(Figure content listings)

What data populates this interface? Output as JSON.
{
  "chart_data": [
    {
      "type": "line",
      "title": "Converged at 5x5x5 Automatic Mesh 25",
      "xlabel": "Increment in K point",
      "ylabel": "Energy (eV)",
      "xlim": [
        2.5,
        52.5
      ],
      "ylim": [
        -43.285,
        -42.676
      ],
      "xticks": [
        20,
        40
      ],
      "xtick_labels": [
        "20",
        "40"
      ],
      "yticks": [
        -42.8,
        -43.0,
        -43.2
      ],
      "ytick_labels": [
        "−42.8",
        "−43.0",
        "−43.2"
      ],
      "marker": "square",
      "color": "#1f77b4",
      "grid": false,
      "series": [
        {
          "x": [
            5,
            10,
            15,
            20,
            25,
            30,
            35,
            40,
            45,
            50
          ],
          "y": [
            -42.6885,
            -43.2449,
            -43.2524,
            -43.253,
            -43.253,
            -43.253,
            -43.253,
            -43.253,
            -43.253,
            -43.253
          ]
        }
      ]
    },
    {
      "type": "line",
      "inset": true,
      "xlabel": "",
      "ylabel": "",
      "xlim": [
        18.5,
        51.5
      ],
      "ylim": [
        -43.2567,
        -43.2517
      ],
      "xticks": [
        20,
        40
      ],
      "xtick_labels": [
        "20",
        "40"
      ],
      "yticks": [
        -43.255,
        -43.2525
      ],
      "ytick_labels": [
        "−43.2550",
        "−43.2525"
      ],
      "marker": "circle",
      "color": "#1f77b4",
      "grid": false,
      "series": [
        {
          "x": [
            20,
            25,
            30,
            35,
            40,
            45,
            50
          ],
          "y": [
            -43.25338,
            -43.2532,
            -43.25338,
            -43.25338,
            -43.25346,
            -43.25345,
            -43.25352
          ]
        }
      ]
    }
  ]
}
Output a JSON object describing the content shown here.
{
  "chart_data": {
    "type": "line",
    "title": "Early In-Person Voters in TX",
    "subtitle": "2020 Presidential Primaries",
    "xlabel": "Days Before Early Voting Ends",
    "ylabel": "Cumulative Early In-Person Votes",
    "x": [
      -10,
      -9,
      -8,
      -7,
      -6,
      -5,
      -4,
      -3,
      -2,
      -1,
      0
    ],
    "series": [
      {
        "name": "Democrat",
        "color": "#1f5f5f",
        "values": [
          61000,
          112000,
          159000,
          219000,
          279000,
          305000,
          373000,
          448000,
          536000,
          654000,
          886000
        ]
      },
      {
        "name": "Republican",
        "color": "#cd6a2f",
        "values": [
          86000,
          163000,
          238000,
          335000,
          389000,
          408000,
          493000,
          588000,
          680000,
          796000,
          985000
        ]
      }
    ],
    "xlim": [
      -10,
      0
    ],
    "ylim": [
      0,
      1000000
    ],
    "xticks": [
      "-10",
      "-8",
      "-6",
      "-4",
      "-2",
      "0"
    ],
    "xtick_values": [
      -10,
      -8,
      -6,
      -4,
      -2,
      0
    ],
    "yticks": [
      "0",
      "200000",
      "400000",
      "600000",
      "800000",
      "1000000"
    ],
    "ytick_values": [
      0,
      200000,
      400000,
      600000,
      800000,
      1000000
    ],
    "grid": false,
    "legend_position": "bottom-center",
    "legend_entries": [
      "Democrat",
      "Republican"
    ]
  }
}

__Your instructions__
All of the material must be reproduced exactly.

__Expected output__
What data populates this interface? Output as JSON.
{
  "chart_data": [
    {
      "type": "line",
      "title": "Converged at 5x5x5 Automatic Mesh 25",
      "xlabel": "Increment in K point",
      "ylabel": "Energy (eV)",
      "xlim": [
        2.5,
        52.5
      ],
      "ylim": [
        -43.285,
        -42.676
      ],
      "xticks": [
        20,
        40
      ],
      "xtick_labels": [
        "20",
        "40"
      ],
      "yticks": [
        -42.8,
        -43.0,
        -43.2
      ],
      "ytick_labels": [
        "−42.8",
        "−43.0",
        "−43.2"
      ],
      "marker": "square",
      "color": "#1f77b4",
      "grid": false,
      "series": [
        {
          "x": [
            5,
            10,
            15,
            20,
            25,
            30,
            35,
            40,
            45,
            50
          ],
          "y": [
            -42.6885,
            -43.2449,
            -43.2524,
            -43.253,
            -43.253,
            -43.253,
            -43.253,
            -43.253,
            -43.253,
            -43.253
          ]
        }
      ]
    },
    {
      "type": "line",
      "inset": true,
      "xlabel": "",
      "ylabel": "",
      "xlim": [
        18.5,
        51.5
      ],
      "ylim": [
        -43.2567,
        -43.2517
      ],
      "xticks": [
        20,
        40
      ],
      "xtick_labels": [
        "20",
        "40"
      ],
      "yticks": [
        -43.255,
        -43.2525
      ],
      "ytick_labels": [
        "−43.2550",
        "−43.2525"
      ],
      "marker": "circle",
      "color": "#1f77b4",
      "grid": false,
      "series": [
        {
          "x": [
            20,
            25,
            30,
            35,
            40,
            45,
            50
          ],
          "y": [
            -43.25338,
            -43.2532,
            -43.25338,
            -43.25338,
            -43.25346,
            -43.25345,
            -43.25352
          ]
        }
      ]
    }
  ]
}
Output a JSON object describing the content shown here.
{
  "chart_data": {
    "type": "line",
    "title": "Early In-Person Voters in TX",
    "subtitle": "2020 Presidential Primaries",
    "xlabel": "Days Before Early Voting Ends",
    "ylabel": "Cumulative Early In-Person Votes",
    "x": [
      -10,
      -9,
      -8,
      -7,
      -6,
      -5,
      -4,
      -3,
      -2,
      -1,
      0
    ],
    "series": [
      {
        "name": "Democrat",
        "color": "#1f5f5f",
        "values": [
          61000,
          112000,
          159000,
          219000,
          279000,
          305000,
          373000,
          448000,
          536000,
          654000,
          886000
        ]
      },
      {
        "name": "Republican",
        "color": "#cd6a2f",
        "values": [
          86000,
          163000,
          238000,
          335000,
          389000,
          408000,
          493000,
          588000,
          680000,
          796000,
          985000
        ]
      }
    ],
    "xlim": [
      -10,
      0
    ],
    "ylim": [
      0,
      1000000
    ],
    "xticks": [
      "-10",
      "-8",
      "-6",
      "-4",
      "-2",
      "0"
    ],
    "xtick_values": [
      -10,
      -8,
      -6,
      -4,
      -2,
      0
    ],
    "yticks": [
      "0",
      "200000",
      "400000",
      "600000",
      "800000",
      "1000000"
    ],
    "ytick_values": [
      0,
      200000,
      400000,
      600000,
      800000,
      1000000
    ],
    "grid": false,
    "legend_position": "bottom-center",
    "legend_entries": [
      "Democrat",
      "Republican"
    ]
  }
}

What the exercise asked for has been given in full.